### Data excerpts
Start
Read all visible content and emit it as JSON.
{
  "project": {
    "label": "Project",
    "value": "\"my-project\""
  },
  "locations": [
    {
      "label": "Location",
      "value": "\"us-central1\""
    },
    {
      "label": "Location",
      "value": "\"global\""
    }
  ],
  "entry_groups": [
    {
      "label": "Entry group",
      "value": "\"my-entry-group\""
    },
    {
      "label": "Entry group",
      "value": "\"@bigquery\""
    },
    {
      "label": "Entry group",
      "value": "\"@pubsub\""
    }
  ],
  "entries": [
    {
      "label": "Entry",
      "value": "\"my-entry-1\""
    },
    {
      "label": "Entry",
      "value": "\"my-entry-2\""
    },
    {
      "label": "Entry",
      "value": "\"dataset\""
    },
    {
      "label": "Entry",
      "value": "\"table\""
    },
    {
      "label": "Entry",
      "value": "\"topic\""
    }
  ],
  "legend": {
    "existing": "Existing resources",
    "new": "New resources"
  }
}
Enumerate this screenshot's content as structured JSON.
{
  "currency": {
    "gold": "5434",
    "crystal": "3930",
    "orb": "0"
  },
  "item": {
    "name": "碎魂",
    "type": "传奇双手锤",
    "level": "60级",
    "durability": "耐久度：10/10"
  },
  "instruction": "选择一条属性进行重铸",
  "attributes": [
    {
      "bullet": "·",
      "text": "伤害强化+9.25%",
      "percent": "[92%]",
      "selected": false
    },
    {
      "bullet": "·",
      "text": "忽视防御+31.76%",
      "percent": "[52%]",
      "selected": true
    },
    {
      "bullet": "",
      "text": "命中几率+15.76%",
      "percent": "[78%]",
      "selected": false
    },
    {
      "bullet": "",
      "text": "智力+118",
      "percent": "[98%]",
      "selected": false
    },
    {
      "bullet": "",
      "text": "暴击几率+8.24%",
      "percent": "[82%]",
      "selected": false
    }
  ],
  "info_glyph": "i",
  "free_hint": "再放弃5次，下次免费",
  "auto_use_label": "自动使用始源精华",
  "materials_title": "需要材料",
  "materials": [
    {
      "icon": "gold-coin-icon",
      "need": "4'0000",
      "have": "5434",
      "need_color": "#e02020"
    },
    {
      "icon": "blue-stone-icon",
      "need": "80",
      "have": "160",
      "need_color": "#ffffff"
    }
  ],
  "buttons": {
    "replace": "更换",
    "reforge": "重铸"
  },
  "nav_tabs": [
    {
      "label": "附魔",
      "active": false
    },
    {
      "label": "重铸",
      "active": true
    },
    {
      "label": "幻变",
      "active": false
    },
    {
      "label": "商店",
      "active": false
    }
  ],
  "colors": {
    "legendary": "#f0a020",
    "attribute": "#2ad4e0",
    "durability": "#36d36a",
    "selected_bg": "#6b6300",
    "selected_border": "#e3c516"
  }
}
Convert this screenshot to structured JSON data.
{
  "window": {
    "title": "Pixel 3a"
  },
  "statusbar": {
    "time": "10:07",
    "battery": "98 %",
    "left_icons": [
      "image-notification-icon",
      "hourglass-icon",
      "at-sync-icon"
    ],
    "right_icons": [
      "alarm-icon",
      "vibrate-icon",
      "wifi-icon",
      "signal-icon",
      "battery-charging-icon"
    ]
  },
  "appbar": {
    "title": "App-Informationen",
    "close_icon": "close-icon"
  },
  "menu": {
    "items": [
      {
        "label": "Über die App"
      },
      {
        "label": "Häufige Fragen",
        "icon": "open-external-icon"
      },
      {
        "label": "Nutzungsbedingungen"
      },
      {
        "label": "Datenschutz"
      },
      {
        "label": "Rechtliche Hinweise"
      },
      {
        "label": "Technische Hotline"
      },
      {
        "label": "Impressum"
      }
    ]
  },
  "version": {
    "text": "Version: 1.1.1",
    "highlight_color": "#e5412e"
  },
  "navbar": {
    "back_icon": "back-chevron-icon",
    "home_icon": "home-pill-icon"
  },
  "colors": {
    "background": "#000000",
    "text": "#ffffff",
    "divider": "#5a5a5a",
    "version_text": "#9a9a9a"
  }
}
End
### WHAT IS EXPECTED
Filter the records above and return every line that holds the word "content".

### RESULT BELOW
Read all visible content and emit it as JSON.
Enumerate this screenshot's content as structured JSON.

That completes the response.